--- start ---

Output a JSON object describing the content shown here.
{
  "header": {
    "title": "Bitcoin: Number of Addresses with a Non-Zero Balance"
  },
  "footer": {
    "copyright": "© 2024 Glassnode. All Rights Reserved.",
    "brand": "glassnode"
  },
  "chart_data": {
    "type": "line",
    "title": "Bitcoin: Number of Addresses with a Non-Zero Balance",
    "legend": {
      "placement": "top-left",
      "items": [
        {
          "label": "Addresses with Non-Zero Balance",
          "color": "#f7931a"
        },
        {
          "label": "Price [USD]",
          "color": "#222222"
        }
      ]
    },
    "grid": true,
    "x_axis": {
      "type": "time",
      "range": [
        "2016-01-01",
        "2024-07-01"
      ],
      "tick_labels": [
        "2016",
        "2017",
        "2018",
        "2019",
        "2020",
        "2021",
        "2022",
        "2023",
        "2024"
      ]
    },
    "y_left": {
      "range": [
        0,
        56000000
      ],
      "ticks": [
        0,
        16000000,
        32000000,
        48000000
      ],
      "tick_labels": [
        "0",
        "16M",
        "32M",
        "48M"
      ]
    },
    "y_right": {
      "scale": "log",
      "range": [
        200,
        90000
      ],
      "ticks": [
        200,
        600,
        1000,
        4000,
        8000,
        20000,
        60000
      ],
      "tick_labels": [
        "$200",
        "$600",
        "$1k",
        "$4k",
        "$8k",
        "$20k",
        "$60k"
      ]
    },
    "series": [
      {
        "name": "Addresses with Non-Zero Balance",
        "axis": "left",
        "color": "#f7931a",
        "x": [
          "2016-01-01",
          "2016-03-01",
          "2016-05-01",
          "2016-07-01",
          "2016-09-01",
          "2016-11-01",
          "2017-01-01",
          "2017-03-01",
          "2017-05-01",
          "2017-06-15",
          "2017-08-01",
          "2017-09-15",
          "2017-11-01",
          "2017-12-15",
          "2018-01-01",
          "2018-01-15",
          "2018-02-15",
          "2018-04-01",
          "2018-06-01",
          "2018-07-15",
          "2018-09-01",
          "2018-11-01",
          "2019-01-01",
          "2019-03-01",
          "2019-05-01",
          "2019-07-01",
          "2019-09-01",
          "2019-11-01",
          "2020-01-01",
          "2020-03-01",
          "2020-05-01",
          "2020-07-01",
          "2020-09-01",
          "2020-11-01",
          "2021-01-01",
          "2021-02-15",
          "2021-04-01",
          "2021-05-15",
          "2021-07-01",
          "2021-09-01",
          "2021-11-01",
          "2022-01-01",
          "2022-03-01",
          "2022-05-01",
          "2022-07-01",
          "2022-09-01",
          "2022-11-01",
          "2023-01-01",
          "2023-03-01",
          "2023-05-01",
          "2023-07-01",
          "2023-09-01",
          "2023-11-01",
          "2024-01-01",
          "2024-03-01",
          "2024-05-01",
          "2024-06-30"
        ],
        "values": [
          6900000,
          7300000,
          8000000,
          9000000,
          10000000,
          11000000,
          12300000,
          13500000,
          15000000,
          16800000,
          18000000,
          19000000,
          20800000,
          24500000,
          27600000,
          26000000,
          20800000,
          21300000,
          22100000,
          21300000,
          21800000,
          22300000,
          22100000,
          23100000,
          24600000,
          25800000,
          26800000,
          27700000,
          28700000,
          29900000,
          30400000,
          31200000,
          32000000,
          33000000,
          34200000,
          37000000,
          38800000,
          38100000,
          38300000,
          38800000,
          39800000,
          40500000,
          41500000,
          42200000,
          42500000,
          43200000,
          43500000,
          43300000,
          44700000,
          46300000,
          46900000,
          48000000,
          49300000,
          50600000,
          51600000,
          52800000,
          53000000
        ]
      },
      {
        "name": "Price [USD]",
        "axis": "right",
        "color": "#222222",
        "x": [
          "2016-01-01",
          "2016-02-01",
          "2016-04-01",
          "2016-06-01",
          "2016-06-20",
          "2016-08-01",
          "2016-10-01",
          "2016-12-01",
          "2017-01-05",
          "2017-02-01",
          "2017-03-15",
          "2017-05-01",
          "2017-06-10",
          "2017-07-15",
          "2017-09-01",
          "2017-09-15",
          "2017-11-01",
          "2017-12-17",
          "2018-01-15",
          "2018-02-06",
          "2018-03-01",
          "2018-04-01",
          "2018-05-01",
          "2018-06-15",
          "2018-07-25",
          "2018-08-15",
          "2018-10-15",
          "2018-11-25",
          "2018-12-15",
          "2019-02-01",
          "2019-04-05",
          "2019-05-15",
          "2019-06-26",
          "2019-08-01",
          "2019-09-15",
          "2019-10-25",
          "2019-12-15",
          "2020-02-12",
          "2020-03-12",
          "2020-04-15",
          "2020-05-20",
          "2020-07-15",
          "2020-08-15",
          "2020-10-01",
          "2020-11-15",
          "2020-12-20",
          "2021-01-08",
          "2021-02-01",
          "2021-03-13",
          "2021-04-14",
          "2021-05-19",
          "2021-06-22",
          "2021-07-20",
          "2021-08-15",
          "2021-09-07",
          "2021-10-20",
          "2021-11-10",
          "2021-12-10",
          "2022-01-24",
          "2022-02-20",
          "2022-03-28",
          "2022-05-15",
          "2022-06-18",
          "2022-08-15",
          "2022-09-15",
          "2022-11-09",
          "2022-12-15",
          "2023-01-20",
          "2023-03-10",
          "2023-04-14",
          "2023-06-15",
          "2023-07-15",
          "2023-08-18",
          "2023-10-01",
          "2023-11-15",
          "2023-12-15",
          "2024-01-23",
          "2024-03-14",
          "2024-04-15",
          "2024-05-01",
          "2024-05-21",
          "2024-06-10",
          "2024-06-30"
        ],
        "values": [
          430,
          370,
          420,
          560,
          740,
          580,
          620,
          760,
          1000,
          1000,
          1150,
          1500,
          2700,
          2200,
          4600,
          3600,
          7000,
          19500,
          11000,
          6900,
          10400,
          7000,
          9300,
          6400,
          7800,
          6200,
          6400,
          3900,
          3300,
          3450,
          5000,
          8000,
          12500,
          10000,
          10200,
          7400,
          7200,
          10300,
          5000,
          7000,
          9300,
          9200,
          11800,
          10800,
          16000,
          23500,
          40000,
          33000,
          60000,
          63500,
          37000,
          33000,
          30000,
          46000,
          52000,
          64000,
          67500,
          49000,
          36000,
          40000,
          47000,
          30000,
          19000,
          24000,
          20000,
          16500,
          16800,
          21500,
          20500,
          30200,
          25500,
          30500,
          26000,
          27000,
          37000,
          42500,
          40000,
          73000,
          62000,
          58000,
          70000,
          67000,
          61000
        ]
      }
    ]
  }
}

--- end ---

WHAT THE TASK REQUIRES >>
Return the listing above in its exact form.

WRITTEN REPLY >>
Output a JSON object describing the content shown here.
{
  "header": {
    "title": "Bitcoin: Number of Addresses with a Non-Zero Balance"
  },
  "footer": {
    "copyright": "© 2024 Glassnode. All Rights Reserved.",
    "brand": "glassnode"
  },
  "chart_data": {
    "type": "line",
    "title": "Bitcoin: Number of Addresses with a Non-Zero Balance",
    "legend": {
      "placement": "top-left",
      "items": [
        {
          "label": "Addresses with Non-Zero Balance",
          "color": "#f7931a"
        },
        {
          "label": "Price [USD]",
          "color": "#222222"
        }
      ]
    },
    "grid": true,
    "x_axis": {
      "type": "time",
      "range": [
        "2016-01-01",
        "2024-07-01"
      ],
      "tick_labels": [
        "2016",
        "2017",
        "2018",
        "2019",
        "2020",
        "2021",
        "2022",
        "2023",
        "2024"
      ]
    },
    "y_left": {
      "range": [
        0,
        56000000
      ],
      "ticks": [
        0,
        16000000,
        32000000,
        48000000
      ],
      "tick_labels": [
        "0",
        "16M",
        "32M",
        "48M"
      ]
    },
    "y_right": {
      "scale": "log",
      "range": [
        200,
        90000
      ],
      "ticks": [
        200,
        600,
        1000,
        4000,
        8000,
        20000,
        60000
      ],
      "tick_labels": [
        "$200",
        "$600",
        "$1k",
        "$4k",
        "$8k",
        "$20k",
        "$60k"
      ]
    },
    "series": [
      {
        "name": "Addresses with Non-Zero Balance",
        "axis": "left",
        "color": "#f7931a",
        "x": [
          "2016-01-01",
          "2016-03-01",
          "2016-05-01",
          "2016-07-01",
          "2016-09-01",
          "2016-11-01",
          "2017-01-01",
          "2017-03-01",
          "2017-05-01",
          "2017-06-15",
          "2017-08-01",
          "2017-09-15",
          "2017-11-01",
          "2017-12-15",
          "2018-01-01",
          "2018-01-15",
          "2018-02-15",
          "2018-04-01",
          "2018-06-01",
          "2018-07-15",
          "2018-09-01",
          "2018-11-01",
          "2019-01-01",
          "2019-03-01",
          "2019-05-01",
          "2019-07-01",
          "2019-09-01",
          "2019-11-01",
          "2020-01-01",
          "2020-03-01",
          "2020-05-01",
          "2020-07-01",
          "2020-09-01",
          "2020-11-01",
          "2021-01-01",
          "2021-02-15",
          "2021-04-01",
          "2021-05-15",
          "2021-07-01",
          "2021-09-01",
          "2021-11-01",
          "2022-01-01",
          "2022-03-01",
          "2022-05-01",
          "2022-07-01",
          "2022-09-01",
          "2022-11-01",
          "2023-01-01",
          "2023-03-01",
          "2023-05-01",
          "2023-07-01",
          "2023-09-01",
          "2023-11-01",
          "2024-01-01",
          "2024-03-01",
          "2024-05-01",
          "2024-06-30"
        ],
        "values": [
          6900000,
          7300000,
          8000000,
          9000000,
          10000000,
          11000000,
          12300000,
          13500000,
          15000000,
          16800000,
          18000000,
          19000000,
          20800000,
          24500000,
          27600000,
          26000000,
          20800000,
          21300000,
          22100000,
          21300000,
          21800000,
          22300000,
          22100000,
          23100000,
          24600000,
          25800000,
          26800000,
          27700000,
          28700000,
          29900000,
          30400000,
          31200000,
          32000000,
          33000000,
          34200000,
          37000000,
          38800000,
          38100000,
          38300000,
          38800000,
          39800000,
          40500000,
          41500000,
          42200000,
          42500000,
          43200000,
          43500000,
          43300000,
          44700000,
          46300000,
          46900000,
          48000000,
          49300000,
          50600000,
          51600000,
          52800000,
          53000000
        ]
      },
      {
        "name": "Price [USD]",
        "axis": "right",
        "color": "#222222",
        "x": [
          "2016-01-01",
          "2016-02-01",
          "2016-04-01",
          "2016-06-01",
          "2016-06-20",
          "2016-08-01",
          "2016-10-01",
          "2016-12-01",
          "2017-01-05",
          "2017-02-01",
          "2017-03-15",
          "2017-05-01",
          "2017-06-10",
          "2017-07-15",
          "2017-09-01",
          "2017-09-15",
          "2017-11-01",
          "2017-12-17",
          "2018-01-15",
          "2018-02-06",
          "2018-03-01",
          "2018-04-01",
          "2018-05-01",
          "2018-06-15",
          "2018-07-25",
          "2018-08-15",
          "2018-10-15",
          "2018-11-25",
          "2018-12-15",
          "2019-02-01",
          "2019-04-05",
          "2019-05-15",
          "2019-06-26",
          "2019-08-01",
          "2019-09-15",
          "2019-10-25",
          "2019-12-15",
          "2020-02-12",
          "2020-03-12",
          "2020-04-15",
          "2020-05-20",
          "2020-07-15",
          "2020-08-15",
          "2020-10-01",
          "2020-11-15",
          "2020-12-20",
          "2021-01-08",
          "2021-02-01",
          "2021-03-13",
          "2021-04-14",
          "2021-05-19",
          "2021-06-22",
          "2021-07-20",
          "2021-08-15",
          "2021-09-07",
          "2021-10-20",
          "2021-11-10",
          "2021-12-10",
          "2022-01-24",
          "2022-02-20",
          "2022-03-28",
          "2022-05-15",
          "2022-06-18",
          "2022-08-15",
          "2022-09-15",
          "2022-11-09",
          "2022-12-15",
          "2023-01-20",
          "2023-03-10",
          "2023-04-14",
          "2023-06-15",
          "2023-07-15",
          "2023-08-18",
          "2023-10-01",
          "2023-11-15",
          "2023-12-15",
          "2024-01-23",
          "2024-03-14",
          "2024-04-15",
          "2024-05-01",
          "2024-05-21",
          "2024-06-10",
          "2024-06-30"
        ],
        "values": [
          430,
          370,
          420,
          560,
          740,
          580,
          620,
          760,
          1000,
          1000,
          1150,
          1500,
          2700,
          2200,
          4600,
          3600,
          7000,
          19500,
          11000,
          6900,
          10400,
          7000,
          9300,
          6400,
          7800,
          6200,
          6400,
          3900,
          3300,
          3450,
          5000,
          8000,
          12500,
          10000,
          10200,
          7400,
          7200,
          10300,
          5000,
          7000,
          9300,
          9200,
          11800,
          10800,
          16000,
          23500,
          40000,
          33000,
          60000,
          63500,
          37000,
          33000,
          30000,
          46000,
          52000,
          64000,
          67500,
          49000,
          36000,
          40000,
          47000,
          30000,
          19000,
          24000,
          20000,
          16500,
          16800,
          21500,
          20500,
          30200,
          25500,
          30500,
          26000,
          27000,
          37000,
          42500,
          40000,
          73000,
          62000,
          58000,
          70000,
          67000,
          61000
        ]
      }
    ]
  }
}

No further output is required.